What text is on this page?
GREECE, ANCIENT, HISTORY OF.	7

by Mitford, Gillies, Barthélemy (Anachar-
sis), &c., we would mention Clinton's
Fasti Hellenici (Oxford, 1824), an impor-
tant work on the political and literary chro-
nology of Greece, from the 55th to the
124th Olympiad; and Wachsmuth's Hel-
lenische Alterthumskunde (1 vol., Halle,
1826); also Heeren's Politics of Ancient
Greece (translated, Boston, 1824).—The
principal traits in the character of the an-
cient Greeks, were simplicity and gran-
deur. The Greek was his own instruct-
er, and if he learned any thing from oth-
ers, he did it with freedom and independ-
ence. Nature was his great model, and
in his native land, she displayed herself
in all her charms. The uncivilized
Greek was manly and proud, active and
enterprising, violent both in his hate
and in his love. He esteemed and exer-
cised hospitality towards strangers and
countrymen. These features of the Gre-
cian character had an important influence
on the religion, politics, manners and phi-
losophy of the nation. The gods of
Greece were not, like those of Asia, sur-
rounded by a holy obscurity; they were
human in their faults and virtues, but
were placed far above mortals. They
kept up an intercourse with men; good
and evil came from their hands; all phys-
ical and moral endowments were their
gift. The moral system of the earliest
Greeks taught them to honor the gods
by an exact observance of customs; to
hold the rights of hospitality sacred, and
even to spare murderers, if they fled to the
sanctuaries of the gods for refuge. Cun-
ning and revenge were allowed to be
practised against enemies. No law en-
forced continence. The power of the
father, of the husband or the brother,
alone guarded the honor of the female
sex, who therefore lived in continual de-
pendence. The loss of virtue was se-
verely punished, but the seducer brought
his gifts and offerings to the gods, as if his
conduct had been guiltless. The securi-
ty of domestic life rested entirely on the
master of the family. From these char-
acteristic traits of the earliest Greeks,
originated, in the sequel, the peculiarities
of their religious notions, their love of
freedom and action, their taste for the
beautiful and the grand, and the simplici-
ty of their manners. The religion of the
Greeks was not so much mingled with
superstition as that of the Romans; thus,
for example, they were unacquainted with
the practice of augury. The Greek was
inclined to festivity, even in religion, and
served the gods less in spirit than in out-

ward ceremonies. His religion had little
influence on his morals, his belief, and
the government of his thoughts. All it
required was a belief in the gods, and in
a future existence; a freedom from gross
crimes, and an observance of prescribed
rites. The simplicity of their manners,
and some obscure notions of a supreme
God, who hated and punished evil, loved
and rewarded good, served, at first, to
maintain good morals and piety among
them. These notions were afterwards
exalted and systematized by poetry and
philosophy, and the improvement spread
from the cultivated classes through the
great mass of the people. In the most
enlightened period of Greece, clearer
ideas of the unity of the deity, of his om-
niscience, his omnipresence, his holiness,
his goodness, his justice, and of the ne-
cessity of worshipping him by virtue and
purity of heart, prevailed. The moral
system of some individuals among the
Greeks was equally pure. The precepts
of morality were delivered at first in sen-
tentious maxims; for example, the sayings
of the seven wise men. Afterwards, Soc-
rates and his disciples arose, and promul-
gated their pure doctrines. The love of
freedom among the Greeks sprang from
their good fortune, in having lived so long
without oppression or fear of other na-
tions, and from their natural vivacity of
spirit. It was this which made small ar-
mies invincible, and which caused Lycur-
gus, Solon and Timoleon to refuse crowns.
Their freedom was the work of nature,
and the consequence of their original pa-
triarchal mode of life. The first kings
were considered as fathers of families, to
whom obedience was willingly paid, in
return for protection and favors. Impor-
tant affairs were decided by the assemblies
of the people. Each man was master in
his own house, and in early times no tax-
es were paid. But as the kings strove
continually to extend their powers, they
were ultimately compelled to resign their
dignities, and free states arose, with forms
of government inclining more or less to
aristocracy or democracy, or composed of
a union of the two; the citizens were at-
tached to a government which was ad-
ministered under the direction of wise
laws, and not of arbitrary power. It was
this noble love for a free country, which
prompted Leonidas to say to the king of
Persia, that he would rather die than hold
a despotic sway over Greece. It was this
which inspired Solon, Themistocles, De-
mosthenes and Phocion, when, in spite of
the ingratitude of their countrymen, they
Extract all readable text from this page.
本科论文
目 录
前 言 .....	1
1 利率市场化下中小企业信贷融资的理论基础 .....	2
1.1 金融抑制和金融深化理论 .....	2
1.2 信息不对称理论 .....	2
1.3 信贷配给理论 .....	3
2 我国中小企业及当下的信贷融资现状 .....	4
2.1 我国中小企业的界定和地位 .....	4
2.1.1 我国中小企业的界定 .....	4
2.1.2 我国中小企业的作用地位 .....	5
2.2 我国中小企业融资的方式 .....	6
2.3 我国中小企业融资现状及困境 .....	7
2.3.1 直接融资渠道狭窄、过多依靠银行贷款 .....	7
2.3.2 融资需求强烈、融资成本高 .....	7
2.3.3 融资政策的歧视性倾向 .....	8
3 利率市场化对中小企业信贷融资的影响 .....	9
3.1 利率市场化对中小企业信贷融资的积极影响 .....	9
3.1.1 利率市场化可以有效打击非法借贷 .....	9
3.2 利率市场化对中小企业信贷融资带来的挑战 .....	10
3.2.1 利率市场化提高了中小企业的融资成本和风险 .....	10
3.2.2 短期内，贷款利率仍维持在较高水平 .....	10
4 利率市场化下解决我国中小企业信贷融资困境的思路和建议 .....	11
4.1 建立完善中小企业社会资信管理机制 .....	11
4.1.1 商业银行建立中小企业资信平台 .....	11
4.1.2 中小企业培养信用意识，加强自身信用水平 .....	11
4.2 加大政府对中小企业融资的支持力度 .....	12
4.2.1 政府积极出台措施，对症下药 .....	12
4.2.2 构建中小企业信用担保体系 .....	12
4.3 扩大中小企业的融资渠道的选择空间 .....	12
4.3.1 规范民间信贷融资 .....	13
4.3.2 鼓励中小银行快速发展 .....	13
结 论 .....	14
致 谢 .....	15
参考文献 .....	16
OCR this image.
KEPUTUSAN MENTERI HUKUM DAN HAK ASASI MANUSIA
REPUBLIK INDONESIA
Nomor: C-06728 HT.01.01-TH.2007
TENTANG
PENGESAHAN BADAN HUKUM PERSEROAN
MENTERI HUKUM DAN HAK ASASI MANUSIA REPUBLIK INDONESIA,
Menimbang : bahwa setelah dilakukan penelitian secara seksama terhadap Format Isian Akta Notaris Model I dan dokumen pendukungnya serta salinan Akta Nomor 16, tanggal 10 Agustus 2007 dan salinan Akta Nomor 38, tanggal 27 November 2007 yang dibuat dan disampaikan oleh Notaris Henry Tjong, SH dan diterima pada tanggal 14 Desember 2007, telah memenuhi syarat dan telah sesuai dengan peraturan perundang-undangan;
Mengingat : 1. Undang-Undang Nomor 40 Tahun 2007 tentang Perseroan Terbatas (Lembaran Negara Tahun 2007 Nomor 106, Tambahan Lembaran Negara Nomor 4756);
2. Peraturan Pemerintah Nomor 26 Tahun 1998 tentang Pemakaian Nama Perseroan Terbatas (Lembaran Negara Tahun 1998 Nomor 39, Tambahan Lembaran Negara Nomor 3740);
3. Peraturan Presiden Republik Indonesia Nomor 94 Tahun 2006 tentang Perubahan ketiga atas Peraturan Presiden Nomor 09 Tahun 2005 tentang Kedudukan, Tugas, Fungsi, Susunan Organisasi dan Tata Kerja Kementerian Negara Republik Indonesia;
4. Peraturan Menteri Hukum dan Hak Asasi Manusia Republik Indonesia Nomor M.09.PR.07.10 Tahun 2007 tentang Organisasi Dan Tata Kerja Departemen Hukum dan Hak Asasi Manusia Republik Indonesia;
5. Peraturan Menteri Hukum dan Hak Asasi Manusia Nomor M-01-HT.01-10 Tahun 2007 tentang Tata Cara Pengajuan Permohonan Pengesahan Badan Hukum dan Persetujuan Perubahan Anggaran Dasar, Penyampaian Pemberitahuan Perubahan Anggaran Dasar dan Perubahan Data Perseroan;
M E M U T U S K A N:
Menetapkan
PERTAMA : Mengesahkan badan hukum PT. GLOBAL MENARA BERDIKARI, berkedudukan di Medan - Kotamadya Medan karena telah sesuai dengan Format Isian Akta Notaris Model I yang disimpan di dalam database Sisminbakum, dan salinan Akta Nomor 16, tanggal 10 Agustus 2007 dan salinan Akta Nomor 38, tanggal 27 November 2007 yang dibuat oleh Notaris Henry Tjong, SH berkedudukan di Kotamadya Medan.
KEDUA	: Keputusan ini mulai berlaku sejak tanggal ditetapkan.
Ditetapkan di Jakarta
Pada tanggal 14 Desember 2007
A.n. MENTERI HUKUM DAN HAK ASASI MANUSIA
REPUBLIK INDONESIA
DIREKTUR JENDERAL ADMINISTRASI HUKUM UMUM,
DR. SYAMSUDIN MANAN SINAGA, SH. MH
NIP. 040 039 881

□ □ □ □ □

Which lines of the data above contain "traits"? Copy each one.

principal traits in the character of the an-
acteristic traits of the earliest Greeks,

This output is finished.